Recorded data:
▼
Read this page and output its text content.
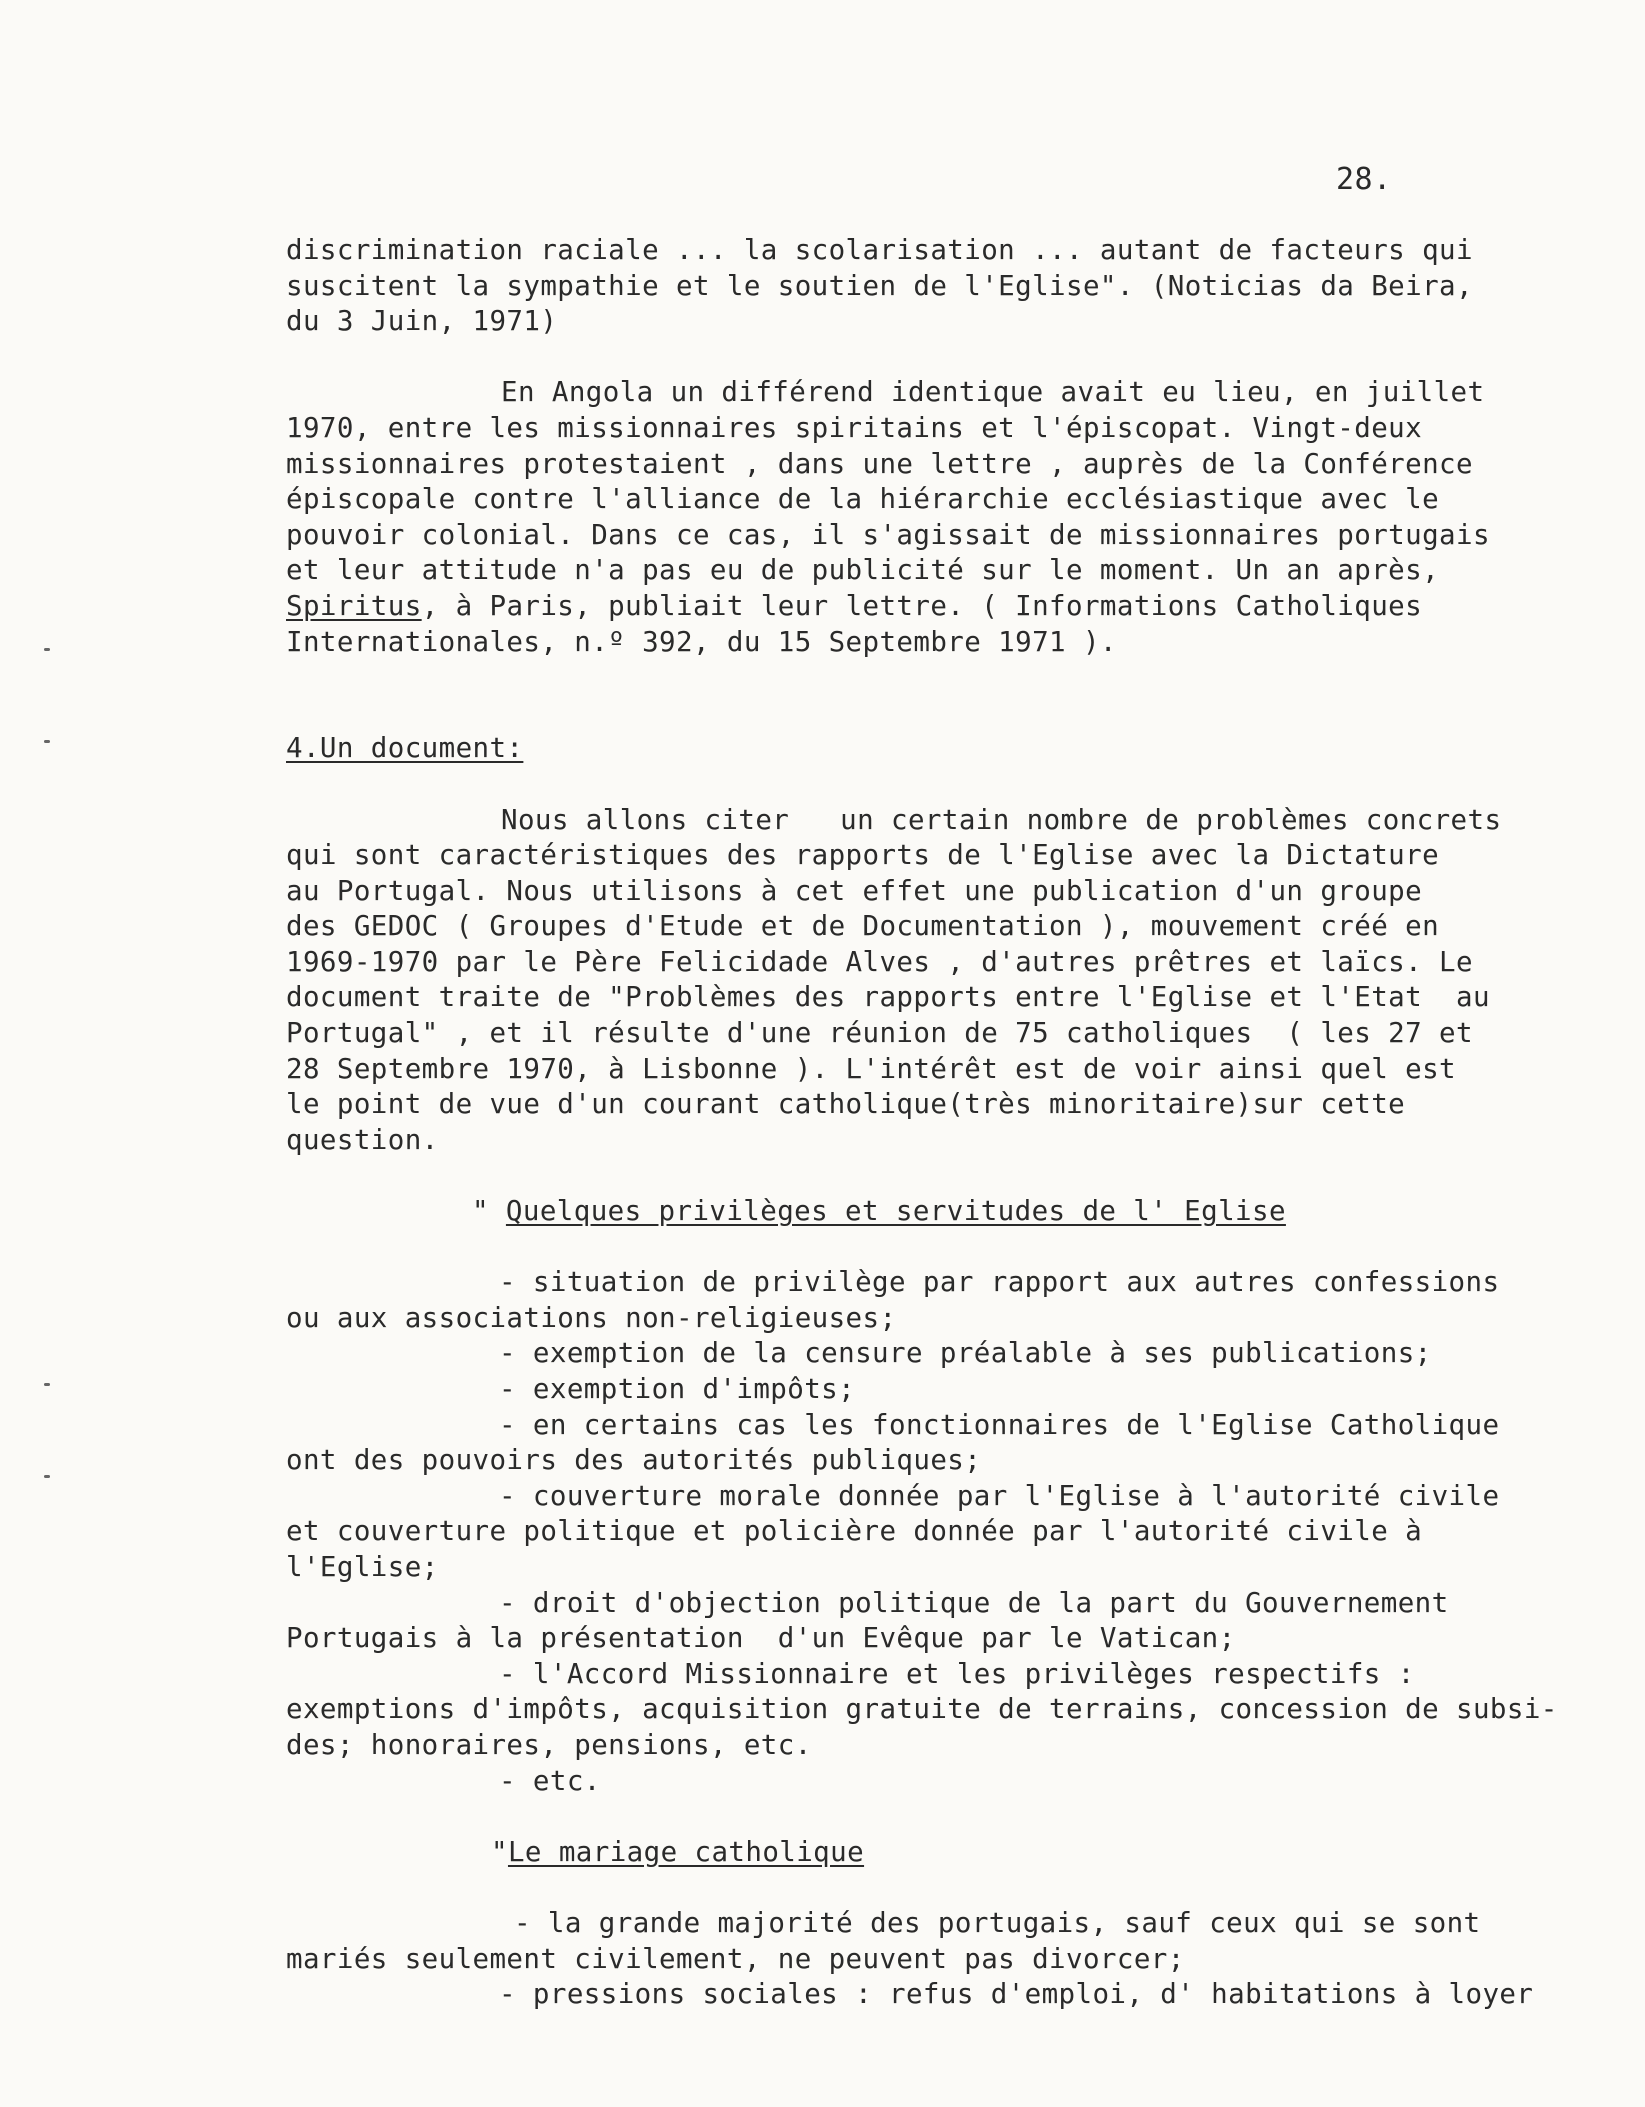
28.
discrimination raciale ... la scolarisation ... autant de facteurs qui
suscitent la sympathie et le soutien de l'Eglise". (Noticias da Beira,
du 3 Juin, 1971)
En Angola un différend identique avait eu lieu, en juillet
1970, entre les missionnaires spiritains et l'épiscopat. Vingt-deux
missionnaires protestaient , dans une lettre , auprès de la Conférence
épiscopale contre l'alliance de la hiérarchie ecclésiastique avec le
pouvoir colonial. Dans ce cas, il s'agissait de missionnaires portugais
et leur attitude n'a pas eu de publicité sur le moment. Un an après,
Spiritus, à Paris, publiait leur lettre. ( Informations Catholiques
Internationales, n.º 392, du 15 Septembre 1971 ).
4.Un document:
Nous allons citer   un certain nombre de problèmes concrets
qui sont caractéristiques des rapports de l'Eglise avec la Dictature
au Portugal. Nous utilisons à cet effet une publication d'un groupe
des GEDOC ( Groupes d'Etude et de Documentation ), mouvement créé en
1969-1970 par le Père Felicidade Alves , d'autres prêtres et laïcs. Le
document traite de "Problèmes des rapports entre l'Eglise et l'Etat  au
Portugal" , et il résulte d'une réunion de 75 catholiques  ( les 27 et
28 Septembre 1970, à Lisbonne ). L'intérêt est de voir ainsi quel est
le point de vue d'un courant catholique(très minoritaire)sur cette
question.
" Quelques privilèges et servitudes de l' Eglise
- situation de privilège par rapport aux autres confessions
ou aux associations non-religieuses;
- exemption de la censure préalable à ses publications;
- exemption d'impôts;
- en certains cas les fonctionnaires de l'Eglise Catholique
ont des pouvoirs des autorités publiques;
- couverture morale donnée par l'Eglise à l'autorité civile
et couverture politique et policière donnée par l'autorité civile à
l'Eglise;
- droit d'objection politique de la part du Gouvernement
Portugais à la présentation  d'un Evêque par le Vatican;
- l'Accord Missionnaire et les privilèges respectifs :
exemptions d'impôts, acquisition gratuite de terrains, concession de subsi-
des; honoraires, pensions, etc.
- etc.
"Le mariage catholique
- la grande majorité des portugais, sauf ceux qui se sont
mariés seulement civilement, ne peuvent pas divorcer;
- pressions sociales : refus d'emploi, d' habitations à loyer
▲
-- Set exercise --
Search the data above for the word "Eglise", then gather each line in which it appears.

-- Solution --
suscitent la sympathie et le soutien de l'Eglise". (Noticias da Beira,
qui sont caractéristiques des rapports de l'Eglise avec la Dictature
document traite de "Problèmes des rapports entre l'Eglise et l'Etat  au
" Quelques privilèges et servitudes de l' Eglise
- en certains cas les fonctionnaires de l'Eglise Catholique
- couverture morale donnée par l'Eglise à l'autorité civile
l'Eglise;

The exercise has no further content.